* Work required *
Go through the lines below and copy each one that holds the string "algo".

(Dataset entries)
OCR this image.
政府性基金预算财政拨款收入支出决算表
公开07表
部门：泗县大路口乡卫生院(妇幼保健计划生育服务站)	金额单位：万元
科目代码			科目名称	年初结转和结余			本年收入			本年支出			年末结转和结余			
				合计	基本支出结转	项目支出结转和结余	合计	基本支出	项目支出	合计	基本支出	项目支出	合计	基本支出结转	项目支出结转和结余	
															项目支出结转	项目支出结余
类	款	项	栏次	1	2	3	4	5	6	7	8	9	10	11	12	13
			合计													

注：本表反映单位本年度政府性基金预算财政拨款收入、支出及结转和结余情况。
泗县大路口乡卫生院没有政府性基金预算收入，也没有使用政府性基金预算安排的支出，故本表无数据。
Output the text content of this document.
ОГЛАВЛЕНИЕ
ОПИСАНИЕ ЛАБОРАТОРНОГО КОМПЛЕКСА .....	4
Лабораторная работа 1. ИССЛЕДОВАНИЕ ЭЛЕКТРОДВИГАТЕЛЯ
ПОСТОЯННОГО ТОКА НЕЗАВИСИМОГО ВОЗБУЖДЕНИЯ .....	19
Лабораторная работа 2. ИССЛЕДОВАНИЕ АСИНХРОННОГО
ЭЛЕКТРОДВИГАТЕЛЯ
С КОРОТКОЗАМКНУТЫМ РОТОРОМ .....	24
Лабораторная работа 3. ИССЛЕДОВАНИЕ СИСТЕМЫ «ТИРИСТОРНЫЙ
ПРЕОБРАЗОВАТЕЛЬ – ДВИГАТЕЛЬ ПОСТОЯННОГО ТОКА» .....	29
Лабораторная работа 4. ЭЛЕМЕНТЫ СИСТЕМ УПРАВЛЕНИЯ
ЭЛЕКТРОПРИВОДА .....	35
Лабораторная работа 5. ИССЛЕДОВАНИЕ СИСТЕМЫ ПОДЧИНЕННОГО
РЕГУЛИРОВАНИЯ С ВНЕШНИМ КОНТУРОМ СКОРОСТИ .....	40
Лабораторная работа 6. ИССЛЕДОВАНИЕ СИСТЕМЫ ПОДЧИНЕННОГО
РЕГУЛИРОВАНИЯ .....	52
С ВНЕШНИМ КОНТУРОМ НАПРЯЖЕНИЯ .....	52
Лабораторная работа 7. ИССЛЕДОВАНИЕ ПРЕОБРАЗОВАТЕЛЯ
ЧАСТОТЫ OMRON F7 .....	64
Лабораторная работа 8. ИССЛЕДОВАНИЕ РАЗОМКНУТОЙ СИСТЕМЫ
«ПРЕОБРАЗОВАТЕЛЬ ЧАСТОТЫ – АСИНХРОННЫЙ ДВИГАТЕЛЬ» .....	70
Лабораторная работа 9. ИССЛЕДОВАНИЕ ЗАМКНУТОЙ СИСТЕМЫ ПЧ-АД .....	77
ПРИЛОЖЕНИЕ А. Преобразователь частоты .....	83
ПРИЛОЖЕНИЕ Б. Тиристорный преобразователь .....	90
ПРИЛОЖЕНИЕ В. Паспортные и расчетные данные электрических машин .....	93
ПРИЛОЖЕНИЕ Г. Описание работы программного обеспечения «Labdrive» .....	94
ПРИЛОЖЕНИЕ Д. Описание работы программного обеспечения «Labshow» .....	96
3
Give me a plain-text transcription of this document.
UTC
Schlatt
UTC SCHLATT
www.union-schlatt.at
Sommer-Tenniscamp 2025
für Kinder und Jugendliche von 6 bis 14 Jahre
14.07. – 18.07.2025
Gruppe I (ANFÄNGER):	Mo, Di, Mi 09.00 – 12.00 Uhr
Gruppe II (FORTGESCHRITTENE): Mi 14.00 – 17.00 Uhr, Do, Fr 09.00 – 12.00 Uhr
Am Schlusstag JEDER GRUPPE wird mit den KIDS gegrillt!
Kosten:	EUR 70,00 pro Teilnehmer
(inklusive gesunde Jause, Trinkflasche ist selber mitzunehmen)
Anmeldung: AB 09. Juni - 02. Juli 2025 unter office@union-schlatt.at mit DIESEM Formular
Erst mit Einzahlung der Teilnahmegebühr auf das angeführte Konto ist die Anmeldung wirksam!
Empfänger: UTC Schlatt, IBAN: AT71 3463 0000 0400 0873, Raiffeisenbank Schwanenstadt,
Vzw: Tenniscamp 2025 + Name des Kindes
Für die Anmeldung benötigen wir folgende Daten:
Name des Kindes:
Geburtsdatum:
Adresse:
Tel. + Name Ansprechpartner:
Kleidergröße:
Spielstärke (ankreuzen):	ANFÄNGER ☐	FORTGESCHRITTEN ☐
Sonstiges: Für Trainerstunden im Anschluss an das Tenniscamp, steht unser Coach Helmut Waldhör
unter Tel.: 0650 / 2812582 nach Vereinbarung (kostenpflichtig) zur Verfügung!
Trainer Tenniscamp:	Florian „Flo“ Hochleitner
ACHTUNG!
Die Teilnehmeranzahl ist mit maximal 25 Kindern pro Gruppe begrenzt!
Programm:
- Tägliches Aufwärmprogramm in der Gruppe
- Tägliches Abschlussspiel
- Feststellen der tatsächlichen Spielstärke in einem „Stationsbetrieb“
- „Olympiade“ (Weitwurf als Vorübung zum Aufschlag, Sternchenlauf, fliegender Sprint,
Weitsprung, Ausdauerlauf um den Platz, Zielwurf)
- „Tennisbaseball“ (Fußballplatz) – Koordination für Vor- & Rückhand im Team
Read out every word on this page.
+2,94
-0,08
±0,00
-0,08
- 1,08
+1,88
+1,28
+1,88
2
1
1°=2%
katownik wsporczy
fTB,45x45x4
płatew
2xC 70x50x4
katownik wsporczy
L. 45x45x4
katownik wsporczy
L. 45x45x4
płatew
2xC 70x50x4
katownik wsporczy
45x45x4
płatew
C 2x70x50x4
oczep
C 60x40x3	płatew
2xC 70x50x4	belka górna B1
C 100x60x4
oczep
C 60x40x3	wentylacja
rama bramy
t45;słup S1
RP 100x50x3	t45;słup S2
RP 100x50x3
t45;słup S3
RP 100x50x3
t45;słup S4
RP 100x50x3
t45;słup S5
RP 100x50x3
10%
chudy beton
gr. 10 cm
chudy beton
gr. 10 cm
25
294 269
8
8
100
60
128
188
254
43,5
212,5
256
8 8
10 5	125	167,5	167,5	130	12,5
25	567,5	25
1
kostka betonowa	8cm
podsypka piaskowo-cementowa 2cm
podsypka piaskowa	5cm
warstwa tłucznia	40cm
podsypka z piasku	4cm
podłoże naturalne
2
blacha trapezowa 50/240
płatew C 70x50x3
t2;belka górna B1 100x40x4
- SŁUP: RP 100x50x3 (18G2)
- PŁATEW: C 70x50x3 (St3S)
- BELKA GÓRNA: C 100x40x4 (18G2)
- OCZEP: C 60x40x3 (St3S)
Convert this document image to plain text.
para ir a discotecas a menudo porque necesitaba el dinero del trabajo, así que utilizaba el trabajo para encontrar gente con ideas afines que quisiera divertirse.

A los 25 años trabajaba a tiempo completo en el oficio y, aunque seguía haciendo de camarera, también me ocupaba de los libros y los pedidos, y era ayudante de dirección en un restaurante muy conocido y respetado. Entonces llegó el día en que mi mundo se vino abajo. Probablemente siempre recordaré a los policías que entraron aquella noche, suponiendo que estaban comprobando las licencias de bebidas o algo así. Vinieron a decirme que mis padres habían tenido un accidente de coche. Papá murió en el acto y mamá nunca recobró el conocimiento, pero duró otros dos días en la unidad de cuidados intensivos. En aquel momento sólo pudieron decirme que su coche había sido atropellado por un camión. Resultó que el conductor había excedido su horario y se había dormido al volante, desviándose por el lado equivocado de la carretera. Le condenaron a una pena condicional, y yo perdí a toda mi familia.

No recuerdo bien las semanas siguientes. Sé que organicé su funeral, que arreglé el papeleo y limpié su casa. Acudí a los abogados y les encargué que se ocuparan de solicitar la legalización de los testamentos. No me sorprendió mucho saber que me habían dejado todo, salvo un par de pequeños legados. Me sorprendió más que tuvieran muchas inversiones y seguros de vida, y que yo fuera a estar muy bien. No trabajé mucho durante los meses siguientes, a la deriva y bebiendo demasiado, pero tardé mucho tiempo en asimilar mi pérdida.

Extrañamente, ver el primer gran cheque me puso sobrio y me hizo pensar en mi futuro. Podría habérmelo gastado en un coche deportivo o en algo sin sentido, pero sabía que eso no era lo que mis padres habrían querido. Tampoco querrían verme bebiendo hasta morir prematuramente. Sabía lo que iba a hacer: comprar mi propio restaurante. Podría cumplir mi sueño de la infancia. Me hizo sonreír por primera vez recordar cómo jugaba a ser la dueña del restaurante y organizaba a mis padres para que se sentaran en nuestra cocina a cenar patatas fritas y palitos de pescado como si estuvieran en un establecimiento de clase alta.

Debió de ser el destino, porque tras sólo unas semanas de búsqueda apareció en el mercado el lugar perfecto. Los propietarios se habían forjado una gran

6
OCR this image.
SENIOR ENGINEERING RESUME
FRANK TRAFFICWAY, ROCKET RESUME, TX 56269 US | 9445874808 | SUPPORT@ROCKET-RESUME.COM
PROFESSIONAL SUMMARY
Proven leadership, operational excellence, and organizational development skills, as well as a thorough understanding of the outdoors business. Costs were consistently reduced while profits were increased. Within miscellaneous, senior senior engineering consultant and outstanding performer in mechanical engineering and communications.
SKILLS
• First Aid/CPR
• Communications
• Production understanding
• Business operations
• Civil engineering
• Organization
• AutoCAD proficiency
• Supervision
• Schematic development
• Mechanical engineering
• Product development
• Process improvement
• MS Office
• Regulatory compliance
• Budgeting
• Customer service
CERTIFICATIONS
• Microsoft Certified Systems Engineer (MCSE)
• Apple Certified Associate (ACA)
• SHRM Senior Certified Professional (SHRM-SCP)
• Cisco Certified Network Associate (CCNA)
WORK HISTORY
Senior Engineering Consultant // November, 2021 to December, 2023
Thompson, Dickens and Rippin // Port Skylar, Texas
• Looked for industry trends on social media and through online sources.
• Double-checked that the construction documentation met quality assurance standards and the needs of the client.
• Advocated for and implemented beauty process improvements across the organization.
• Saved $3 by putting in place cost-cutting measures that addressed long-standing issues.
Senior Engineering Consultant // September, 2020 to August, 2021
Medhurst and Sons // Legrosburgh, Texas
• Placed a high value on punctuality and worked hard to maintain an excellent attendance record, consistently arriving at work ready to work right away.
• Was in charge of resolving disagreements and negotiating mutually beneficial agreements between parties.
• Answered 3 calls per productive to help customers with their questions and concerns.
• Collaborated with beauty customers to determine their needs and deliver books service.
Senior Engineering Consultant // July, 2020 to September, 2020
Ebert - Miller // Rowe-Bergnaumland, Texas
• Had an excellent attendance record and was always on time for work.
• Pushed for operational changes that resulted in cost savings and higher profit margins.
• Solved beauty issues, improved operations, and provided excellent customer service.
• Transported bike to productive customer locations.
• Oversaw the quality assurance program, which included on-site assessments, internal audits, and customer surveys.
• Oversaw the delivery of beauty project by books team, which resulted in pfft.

* Complete answer *
A los 25 años trabajaba a tiempo completo en el oficio y, aunque seguía haciendo de camarera, también me ocupaba de los libros y los pedidos, y era ayudante de dirección en un restaurante muy conocido y respetado. Entonces llegó el día en que mi mundo se vino abajo. Probablemente siempre recordaré a los policías que entraron aquella noche, suponiendo que estaban comprobando las licencias de bebidas o algo así. Vinieron a decirme que mis padres habían tenido un accidente de coche. Papá murió en el acto y mamá nunca recobró el conocimiento, pero duró otros dos días en la unidad de cuidados intensivos. En aquel momento sólo pudieron decirme que su coche había sido atropellado por un camión. Resultó que el conductor había excedido su horario y se había dormido al volante, desviándose por el lado equivocado de la carretera. Le condenaron a una pena condicional, y yo perdí a toda mi familia.
Extrañamente, ver el primer gran cheque me puso sobrio y me hizo pensar en mi futuro. Podría habérmelo gastado en un coche deportivo o en algo sin sentido, pero sabía que eso no era lo que mis padres habrían querido. Tampoco querrían verme bebiendo hasta morir prematuramente. Sabía lo que iba a hacer: comprar mi propio restaurante. Podría cumplir mi sueño de la infancia. Me hizo sonreír por primera vez recordar cómo jugaba a ser la dueña del restaurante y organizaba a mis padres para que se sentaran en nuestra cocina a cenar patatas fritas y palitos de pescado como si estuvieran en un establecimiento de clase alta.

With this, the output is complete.